- _Records supplied_:

───

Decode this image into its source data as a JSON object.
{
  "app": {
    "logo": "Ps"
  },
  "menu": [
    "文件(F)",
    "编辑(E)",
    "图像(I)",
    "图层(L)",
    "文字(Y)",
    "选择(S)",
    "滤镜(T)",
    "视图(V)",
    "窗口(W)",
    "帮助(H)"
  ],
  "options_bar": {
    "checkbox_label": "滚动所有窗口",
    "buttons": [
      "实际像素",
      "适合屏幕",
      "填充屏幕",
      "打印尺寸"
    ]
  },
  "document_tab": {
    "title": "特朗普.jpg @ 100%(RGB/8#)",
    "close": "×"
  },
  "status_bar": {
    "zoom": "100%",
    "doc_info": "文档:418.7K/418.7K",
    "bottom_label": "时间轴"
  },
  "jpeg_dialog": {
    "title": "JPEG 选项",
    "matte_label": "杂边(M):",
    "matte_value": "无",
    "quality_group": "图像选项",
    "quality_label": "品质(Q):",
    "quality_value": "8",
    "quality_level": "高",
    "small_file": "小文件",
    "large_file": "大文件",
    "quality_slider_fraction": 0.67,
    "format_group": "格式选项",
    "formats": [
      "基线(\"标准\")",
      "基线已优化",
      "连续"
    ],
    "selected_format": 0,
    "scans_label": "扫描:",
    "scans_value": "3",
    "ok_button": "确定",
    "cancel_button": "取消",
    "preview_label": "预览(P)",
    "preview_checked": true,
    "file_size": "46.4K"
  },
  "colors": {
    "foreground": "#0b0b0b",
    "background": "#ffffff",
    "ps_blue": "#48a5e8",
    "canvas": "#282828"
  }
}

───

- _Instructions for the task_: Write the data out again in full and exactly.

- _Written reply_:
Decode this image into its source data as a JSON object.
{
  "app": {
    "logo": "Ps"
  },
  "menu": [
    "文件(F)",
    "编辑(E)",
    "图像(I)",
    "图层(L)",
    "文字(Y)",
    "选择(S)",
    "滤镜(T)",
    "视图(V)",
    "窗口(W)",
    "帮助(H)"
  ],
  "options_bar": {
    "checkbox_label": "滚动所有窗口",
    "buttons": [
      "实际像素",
      "适合屏幕",
      "填充屏幕",
      "打印尺寸"
    ]
  },
  "document_tab": {
    "title": "特朗普.jpg @ 100%(RGB/8#)",
    "close": "×"
  },
  "status_bar": {
    "zoom": "100%",
    "doc_info": "文档:418.7K/418.7K",
    "bottom_label": "时间轴"
  },
  "jpeg_dialog": {
    "title": "JPEG 选项",
    "matte_label": "杂边(M):",
    "matte_value": "无",
    "quality_group": "图像选项",
    "quality_label": "品质(Q):",
    "quality_value": "8",
    "quality_level": "高",
    "small_file": "小文件",
    "large_file": "大文件",
    "quality_slider_fraction": 0.67,
    "format_group": "格式选项",
    "formats": [
      "基线(\"标准\")",
      "基线已优化",
      "连续"
    ],
    "selected_format": 0,
    "scans_label": "扫描:",
    "scans_value": "3",
    "ok_button": "确定",
    "cancel_button": "取消",
    "preview_label": "预览(P)",
    "preview_checked": true,
    "file_size": "46.4K"
  },
  "colors": {
    "foreground": "#0b0b0b",
    "background": "#ffffff",
    "ps_blue": "#48a5e8",
    "canvas": "#282828"
  }
}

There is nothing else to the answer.